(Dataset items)
+++

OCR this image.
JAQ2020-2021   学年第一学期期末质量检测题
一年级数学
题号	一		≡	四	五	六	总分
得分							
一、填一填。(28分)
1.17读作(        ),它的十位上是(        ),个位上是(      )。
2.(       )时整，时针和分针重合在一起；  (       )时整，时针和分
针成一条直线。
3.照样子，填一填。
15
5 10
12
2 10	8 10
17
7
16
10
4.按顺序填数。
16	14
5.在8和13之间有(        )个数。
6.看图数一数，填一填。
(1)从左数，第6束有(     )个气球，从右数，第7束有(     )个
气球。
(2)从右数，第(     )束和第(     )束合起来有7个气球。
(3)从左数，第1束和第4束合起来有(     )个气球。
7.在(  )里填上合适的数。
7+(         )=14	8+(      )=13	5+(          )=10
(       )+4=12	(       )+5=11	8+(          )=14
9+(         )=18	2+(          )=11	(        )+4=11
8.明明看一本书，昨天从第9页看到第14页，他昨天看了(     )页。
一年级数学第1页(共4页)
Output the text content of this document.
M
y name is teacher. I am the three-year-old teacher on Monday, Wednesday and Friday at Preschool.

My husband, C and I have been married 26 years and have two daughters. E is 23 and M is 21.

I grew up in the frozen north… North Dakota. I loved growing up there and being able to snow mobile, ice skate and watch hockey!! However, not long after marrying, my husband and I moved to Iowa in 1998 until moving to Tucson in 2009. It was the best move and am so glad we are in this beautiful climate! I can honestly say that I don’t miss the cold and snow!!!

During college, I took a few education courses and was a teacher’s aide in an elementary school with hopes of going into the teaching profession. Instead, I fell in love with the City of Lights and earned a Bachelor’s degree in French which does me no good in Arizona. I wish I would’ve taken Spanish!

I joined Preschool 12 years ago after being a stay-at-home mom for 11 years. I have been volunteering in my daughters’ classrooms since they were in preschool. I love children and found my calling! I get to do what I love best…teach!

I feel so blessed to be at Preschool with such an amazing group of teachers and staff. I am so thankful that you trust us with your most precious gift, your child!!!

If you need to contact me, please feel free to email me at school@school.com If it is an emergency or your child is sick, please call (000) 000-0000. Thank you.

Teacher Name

+++

The listing above must be transcribed exactly, line by line.

The result →
OCR this image.
JAQ2020-2021   学年第一学期期末质量检测题
一年级数学
题号	一		≡	四	五	六	总分
得分							
一、填一填。(28分)
1.17读作(        ),它的十位上是(        ),个位上是(      )。
2.(       )时整，时针和分针重合在一起；  (       )时整，时针和分
针成一条直线。
3.照样子，填一填。
15
5 10
12
2 10	8 10
17
7
16
10
4.按顺序填数。
16	14
5.在8和13之间有(        )个数。
6.看图数一数，填一填。
(1)从左数，第6束有(     )个气球，从右数，第7束有(     )个
气球。
(2)从右数，第(     )束和第(     )束合起来有7个气球。
(3)从左数，第1束和第4束合起来有(     )个气球。
7.在(  )里填上合适的数。
7+(         )=14	8+(      )=13	5+(          )=10
(       )+4=12	(       )+5=11	8+(          )=14
9+(         )=18	2+(          )=11	(        )+4=11
8.明明看一本书，昨天从第9页看到第14页，他昨天看了(     )页。
一年级数学第1页(共4页)
Output the text content of this document.
M
y name is teacher. I am the three-year-old teacher on Monday, Wednesday and Friday at Preschool.

My husband, C and I have been married 26 years and have two daughters. E is 23 and M is 21.

I grew up in the frozen north… North Dakota. I loved growing up there and being able to snow mobile, ice skate and watch hockey!! However, not long after marrying, my husband and I moved to Iowa in 1998 until moving to Tucson in 2009. It was the best move and am so glad we are in this beautiful climate! I can honestly say that I don’t miss the cold and snow!!!

During college, I took a few education courses and was a teacher’s aide in an elementary school with hopes of going into the teaching profession. Instead, I fell in love with the City of Lights and earned a Bachelor’s degree in French which does me no good in Arizona. I wish I would’ve taken Spanish!

I joined Preschool 12 years ago after being a stay-at-home mom for 11 years. I have been volunteering in my daughters’ classrooms since they were in preschool. I love children and found my calling! I get to do what I love best…teach!

I feel so blessed to be at Preschool with such an amazing group of teachers and staff. I am so thankful that you trust us with your most precious gift, your child!!!

If you need to contact me, please feel free to email me at school@school.com If it is an emergency or your child is sick, please call (000) 000-0000. Thank you.

Teacher Name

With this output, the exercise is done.